::: Data for this exercise :::

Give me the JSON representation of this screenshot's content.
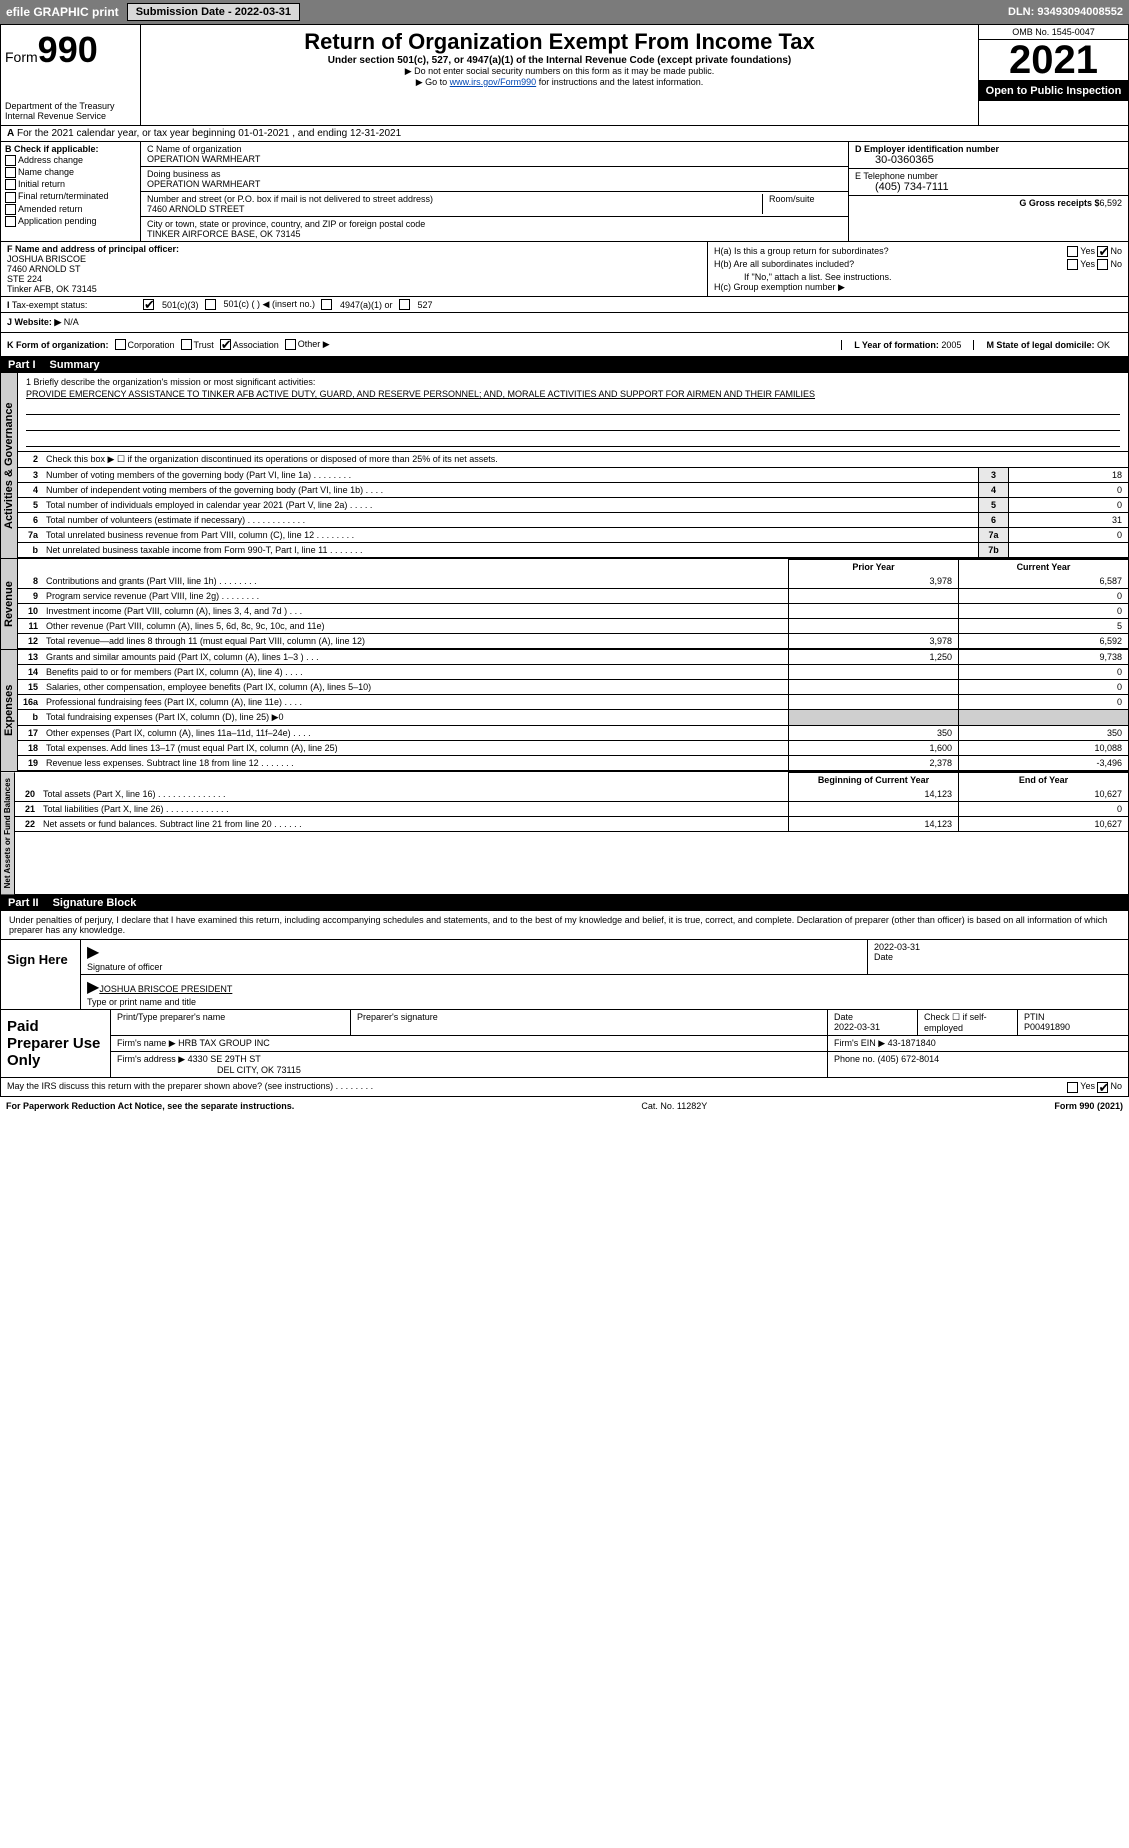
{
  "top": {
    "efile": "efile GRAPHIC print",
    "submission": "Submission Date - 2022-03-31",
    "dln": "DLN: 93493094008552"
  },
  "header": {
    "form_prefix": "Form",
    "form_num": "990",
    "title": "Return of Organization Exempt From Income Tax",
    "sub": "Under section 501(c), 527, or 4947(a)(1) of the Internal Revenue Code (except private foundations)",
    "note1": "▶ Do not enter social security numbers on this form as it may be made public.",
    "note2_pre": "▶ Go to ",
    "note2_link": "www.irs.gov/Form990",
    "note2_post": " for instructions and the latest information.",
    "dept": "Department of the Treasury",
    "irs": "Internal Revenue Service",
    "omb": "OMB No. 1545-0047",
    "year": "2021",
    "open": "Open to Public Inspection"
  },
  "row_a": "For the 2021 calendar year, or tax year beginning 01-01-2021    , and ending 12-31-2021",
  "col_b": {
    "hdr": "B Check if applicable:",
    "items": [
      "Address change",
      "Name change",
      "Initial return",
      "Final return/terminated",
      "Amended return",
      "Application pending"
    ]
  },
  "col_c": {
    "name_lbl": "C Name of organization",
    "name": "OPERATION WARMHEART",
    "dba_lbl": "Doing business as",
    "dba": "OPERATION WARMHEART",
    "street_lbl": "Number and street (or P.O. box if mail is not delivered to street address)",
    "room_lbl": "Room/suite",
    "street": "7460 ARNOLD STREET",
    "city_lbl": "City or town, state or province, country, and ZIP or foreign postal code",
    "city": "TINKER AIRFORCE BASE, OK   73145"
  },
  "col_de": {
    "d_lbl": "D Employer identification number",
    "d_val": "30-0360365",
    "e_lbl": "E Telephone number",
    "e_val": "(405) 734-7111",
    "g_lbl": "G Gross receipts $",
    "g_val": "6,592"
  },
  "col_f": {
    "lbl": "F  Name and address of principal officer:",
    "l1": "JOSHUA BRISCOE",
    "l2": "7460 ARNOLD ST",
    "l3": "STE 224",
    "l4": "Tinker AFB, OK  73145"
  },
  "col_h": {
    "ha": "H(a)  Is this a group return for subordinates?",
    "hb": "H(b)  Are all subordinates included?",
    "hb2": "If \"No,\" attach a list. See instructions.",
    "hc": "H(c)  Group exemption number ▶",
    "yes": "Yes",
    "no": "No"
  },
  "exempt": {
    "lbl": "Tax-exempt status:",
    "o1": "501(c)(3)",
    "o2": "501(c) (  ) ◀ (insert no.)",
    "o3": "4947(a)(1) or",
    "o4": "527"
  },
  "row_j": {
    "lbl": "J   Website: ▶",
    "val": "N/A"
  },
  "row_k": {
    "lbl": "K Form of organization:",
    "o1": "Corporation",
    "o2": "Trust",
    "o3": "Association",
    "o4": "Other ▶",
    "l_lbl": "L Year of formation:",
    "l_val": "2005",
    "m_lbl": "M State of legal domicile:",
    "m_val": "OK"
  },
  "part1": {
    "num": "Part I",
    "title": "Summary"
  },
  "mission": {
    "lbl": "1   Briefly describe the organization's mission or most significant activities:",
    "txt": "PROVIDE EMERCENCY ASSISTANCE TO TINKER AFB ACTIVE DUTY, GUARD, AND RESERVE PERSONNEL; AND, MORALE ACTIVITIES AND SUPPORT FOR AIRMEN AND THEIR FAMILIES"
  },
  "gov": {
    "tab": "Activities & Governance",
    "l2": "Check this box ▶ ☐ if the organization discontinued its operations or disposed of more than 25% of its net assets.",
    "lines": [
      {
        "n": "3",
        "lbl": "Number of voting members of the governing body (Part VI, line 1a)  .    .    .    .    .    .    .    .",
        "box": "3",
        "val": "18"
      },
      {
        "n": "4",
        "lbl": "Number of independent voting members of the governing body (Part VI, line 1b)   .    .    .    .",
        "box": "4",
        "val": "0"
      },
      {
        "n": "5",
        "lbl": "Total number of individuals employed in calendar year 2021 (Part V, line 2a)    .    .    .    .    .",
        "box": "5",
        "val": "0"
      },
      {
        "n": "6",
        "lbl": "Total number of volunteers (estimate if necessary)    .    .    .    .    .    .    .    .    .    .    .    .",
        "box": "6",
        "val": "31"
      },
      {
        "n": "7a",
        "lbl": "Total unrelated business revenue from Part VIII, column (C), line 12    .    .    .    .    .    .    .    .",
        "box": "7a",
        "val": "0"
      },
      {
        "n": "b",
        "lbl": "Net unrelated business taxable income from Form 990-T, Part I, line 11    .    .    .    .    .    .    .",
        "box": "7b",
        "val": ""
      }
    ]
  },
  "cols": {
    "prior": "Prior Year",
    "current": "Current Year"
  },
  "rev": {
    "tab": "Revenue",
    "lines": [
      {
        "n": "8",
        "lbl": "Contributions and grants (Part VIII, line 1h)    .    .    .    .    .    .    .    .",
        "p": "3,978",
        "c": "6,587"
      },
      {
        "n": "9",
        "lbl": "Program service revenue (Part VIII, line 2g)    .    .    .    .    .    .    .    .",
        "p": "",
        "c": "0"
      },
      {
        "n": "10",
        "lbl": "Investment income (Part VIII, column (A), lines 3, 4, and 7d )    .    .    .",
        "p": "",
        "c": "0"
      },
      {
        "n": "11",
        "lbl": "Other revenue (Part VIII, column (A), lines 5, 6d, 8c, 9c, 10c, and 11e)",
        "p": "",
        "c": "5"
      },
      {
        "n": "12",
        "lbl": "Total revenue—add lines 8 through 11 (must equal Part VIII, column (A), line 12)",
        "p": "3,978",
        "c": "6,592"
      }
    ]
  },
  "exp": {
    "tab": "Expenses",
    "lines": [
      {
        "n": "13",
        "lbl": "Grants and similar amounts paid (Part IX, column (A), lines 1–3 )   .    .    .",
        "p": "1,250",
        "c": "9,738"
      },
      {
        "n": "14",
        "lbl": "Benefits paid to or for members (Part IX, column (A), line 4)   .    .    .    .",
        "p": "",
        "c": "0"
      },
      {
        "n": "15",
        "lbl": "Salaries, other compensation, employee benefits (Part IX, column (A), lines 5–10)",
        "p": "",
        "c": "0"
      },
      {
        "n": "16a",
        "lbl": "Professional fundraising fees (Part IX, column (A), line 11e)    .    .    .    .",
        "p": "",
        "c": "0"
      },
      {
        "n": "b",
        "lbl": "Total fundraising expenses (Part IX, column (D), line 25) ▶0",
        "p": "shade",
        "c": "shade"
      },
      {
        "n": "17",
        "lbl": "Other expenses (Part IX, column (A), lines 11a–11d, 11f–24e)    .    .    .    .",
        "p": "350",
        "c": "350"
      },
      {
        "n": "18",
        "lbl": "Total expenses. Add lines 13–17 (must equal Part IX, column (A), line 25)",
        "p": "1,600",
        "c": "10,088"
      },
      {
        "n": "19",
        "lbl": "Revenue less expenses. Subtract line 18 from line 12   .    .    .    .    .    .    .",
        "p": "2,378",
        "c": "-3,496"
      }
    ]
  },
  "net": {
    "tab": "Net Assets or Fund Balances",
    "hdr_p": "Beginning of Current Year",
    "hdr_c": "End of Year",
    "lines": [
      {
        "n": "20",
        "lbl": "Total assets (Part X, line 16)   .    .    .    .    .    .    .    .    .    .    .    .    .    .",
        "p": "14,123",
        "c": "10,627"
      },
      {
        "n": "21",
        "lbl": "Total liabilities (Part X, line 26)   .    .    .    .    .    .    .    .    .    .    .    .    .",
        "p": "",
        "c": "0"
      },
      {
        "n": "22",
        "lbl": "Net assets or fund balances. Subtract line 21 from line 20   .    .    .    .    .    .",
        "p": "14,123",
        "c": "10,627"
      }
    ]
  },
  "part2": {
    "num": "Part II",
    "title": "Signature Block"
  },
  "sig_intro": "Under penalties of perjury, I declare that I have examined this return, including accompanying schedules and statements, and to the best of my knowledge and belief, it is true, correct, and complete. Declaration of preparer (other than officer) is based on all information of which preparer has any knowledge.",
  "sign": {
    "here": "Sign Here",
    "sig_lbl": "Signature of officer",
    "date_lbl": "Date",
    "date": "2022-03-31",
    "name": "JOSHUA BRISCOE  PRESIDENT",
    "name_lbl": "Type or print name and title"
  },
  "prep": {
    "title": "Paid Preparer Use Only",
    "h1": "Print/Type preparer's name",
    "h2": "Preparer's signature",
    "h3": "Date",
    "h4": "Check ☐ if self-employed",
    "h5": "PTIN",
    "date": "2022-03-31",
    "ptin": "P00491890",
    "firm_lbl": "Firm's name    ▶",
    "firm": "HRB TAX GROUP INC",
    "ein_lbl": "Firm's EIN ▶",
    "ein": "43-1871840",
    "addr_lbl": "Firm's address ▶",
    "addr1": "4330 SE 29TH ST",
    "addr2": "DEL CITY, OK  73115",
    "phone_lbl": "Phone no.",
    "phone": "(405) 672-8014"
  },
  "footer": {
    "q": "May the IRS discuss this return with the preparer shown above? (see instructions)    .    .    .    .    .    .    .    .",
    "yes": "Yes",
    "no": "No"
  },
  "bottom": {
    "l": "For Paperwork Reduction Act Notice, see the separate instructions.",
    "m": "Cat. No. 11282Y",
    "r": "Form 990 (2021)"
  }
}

:::
::: Data for this exercise :::

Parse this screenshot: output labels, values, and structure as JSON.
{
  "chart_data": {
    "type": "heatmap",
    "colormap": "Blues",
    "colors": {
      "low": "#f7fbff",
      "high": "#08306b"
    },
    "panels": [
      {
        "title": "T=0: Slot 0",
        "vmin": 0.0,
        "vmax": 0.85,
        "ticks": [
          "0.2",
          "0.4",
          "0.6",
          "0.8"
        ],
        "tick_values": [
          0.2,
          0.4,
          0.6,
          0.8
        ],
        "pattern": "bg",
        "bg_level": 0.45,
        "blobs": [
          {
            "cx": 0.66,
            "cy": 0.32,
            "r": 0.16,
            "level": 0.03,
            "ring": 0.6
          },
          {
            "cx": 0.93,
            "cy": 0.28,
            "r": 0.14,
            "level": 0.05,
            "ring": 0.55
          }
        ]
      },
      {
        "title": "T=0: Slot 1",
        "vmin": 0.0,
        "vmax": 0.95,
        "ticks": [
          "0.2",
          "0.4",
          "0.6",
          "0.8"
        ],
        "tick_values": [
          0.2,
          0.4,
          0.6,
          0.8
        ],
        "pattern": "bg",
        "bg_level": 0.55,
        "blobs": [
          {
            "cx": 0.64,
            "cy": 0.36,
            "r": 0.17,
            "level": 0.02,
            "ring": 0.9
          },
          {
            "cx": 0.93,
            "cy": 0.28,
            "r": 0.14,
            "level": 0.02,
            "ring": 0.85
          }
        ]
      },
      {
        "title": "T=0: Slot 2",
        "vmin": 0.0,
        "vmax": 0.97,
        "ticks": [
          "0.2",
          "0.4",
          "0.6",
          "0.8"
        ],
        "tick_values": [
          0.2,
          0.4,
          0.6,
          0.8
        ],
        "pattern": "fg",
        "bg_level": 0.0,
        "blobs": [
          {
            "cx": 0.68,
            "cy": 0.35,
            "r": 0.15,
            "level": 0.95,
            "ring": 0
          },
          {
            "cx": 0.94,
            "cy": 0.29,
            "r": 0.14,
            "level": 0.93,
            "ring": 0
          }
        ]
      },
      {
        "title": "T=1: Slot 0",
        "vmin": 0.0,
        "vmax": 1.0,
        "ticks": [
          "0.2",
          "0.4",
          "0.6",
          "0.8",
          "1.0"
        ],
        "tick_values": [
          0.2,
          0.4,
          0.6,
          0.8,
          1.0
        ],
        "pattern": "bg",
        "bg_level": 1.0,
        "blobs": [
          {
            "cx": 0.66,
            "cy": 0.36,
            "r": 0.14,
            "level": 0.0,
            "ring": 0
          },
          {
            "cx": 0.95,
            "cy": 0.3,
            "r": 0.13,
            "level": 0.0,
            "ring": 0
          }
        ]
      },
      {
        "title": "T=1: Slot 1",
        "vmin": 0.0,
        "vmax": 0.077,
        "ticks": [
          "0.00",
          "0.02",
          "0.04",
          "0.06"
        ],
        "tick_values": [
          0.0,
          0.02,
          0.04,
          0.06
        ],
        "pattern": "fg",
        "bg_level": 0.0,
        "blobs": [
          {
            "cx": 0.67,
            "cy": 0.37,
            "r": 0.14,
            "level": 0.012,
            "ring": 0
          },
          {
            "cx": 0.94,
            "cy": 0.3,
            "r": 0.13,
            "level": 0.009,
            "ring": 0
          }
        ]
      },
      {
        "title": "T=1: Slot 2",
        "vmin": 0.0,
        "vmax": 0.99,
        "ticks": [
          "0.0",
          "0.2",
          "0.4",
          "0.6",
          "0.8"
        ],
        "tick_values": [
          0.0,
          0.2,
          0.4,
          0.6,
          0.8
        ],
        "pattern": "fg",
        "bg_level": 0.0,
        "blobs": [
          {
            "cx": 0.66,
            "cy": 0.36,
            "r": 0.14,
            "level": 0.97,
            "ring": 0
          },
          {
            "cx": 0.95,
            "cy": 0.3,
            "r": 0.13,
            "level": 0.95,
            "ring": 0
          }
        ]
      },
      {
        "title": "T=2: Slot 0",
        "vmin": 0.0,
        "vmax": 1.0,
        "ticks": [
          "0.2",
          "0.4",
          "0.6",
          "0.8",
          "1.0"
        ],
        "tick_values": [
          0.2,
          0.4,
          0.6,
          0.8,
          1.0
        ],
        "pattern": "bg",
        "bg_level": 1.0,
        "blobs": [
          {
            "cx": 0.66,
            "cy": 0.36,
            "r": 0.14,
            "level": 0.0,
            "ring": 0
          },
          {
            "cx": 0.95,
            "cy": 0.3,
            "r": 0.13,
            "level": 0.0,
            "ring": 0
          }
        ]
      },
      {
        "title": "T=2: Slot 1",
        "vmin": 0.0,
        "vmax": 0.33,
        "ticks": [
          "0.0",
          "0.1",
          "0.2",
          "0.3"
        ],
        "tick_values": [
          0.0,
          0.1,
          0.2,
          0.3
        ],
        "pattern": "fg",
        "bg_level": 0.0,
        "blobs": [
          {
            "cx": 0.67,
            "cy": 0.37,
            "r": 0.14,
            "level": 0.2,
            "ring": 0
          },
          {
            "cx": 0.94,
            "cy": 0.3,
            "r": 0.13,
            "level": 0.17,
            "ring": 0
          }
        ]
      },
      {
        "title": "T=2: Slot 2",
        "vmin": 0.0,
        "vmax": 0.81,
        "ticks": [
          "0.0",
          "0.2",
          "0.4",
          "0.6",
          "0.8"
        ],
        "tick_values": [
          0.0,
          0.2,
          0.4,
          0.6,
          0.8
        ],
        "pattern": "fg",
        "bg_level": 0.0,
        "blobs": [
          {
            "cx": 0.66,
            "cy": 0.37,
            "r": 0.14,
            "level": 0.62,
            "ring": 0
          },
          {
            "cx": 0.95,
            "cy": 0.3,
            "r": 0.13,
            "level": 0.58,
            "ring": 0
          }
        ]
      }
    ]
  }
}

:::
::: Data for this exercise :::

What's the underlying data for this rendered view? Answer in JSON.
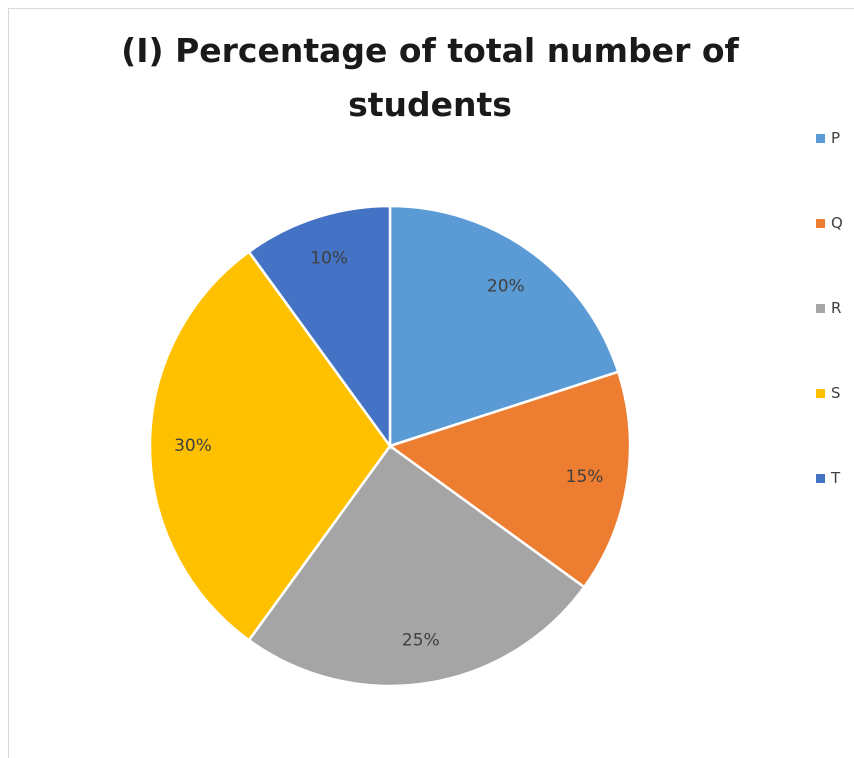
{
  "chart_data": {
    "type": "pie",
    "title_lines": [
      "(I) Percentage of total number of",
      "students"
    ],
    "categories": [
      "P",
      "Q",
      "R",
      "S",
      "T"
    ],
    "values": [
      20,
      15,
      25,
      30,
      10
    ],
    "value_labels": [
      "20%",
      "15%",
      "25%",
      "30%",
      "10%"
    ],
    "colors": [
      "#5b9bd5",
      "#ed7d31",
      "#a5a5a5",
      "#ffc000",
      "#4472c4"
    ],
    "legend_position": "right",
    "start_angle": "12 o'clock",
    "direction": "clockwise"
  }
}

:::

## Aim:
Copy out every line of the listing that includes the string "must".

## Result below:
        "lbl": "Total revenue—add lines 8 through 11 (must equal Part VIII, column (A), line 12)",
        "lbl": "Total expenses. Add lines 13–17 (must equal Part IX, column (A), line 25)",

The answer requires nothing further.